What is expected: Reproduce each line of the data exactly as it is.

Input records:
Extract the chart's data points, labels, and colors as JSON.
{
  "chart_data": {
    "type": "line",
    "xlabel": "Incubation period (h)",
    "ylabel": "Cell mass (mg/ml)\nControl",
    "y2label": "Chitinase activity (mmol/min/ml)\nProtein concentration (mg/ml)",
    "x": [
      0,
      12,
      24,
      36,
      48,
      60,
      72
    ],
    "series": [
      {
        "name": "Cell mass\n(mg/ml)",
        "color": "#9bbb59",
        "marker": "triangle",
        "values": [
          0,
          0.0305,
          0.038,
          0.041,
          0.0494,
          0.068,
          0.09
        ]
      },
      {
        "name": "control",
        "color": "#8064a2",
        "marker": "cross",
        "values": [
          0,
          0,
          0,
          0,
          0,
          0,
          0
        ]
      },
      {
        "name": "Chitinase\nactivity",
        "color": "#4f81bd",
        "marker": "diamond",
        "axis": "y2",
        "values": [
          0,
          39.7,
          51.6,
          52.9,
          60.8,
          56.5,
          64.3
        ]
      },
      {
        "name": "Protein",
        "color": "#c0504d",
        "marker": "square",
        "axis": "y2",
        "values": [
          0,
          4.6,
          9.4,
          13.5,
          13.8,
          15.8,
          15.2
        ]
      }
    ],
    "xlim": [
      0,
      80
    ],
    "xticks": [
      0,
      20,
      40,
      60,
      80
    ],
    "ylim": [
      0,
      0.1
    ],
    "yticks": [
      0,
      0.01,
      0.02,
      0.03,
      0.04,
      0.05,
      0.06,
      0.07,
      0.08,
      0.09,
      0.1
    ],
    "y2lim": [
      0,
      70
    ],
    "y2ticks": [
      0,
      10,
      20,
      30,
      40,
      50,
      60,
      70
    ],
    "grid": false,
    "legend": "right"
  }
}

Response to this exercise:
Extract the chart's data points, labels, and colors as JSON.
{
  "chart_data": {
    "type": "line",
    "xlabel": "Incubation period (h)",
    "ylabel": "Cell mass (mg/ml)\nControl",
    "y2label": "Chitinase activity (mmol/min/ml)\nProtein concentration (mg/ml)",
    "x": [
      0,
      12,
      24,
      36,
      48,
      60,
      72
    ],
    "series": [
      {
        "name": "Cell mass\n(mg/ml)",
        "color": "#9bbb59",
        "marker": "triangle",
        "values": [
          0,
          0.0305,
          0.038,
          0.041,
          0.0494,
          0.068,
          0.09
        ]
      },
      {
        "name": "control",
        "color": "#8064a2",
        "marker": "cross",
        "values": [
          0,
          0,
          0,
          0,
          0,
          0,
          0
        ]
      },
      {
        "name": "Chitinase\nactivity",
        "color": "#4f81bd",
        "marker": "diamond",
        "axis": "y2",
        "values": [
          0,
          39.7,
          51.6,
          52.9,
          60.8,
          56.5,
          64.3
        ]
      },
      {
        "name": "Protein",
        "color": "#c0504d",
        "marker": "square",
        "axis": "y2",
        "values": [
          0,
          4.6,
          9.4,
          13.5,
          13.8,
          15.8,
          15.2
        ]
      }
    ],
    "xlim": [
      0,
      80
    ],
    "xticks": [
      0,
      20,
      40,
      60,
      80
    ],
    "ylim": [
      0,
      0.1
    ],
    "yticks": [
      0,
      0.01,
      0.02,
      0.03,
      0.04,
      0.05,
      0.06,
      0.07,
      0.08,
      0.09,
      0.1
    ],
    "y2lim": [
      0,
      70
    ],
    "y2ticks": [
      0,
      10,
      20,
      30,
      40,
      50,
      60,
      70
    ],
    "grid": false,
    "legend": "right"
  }
}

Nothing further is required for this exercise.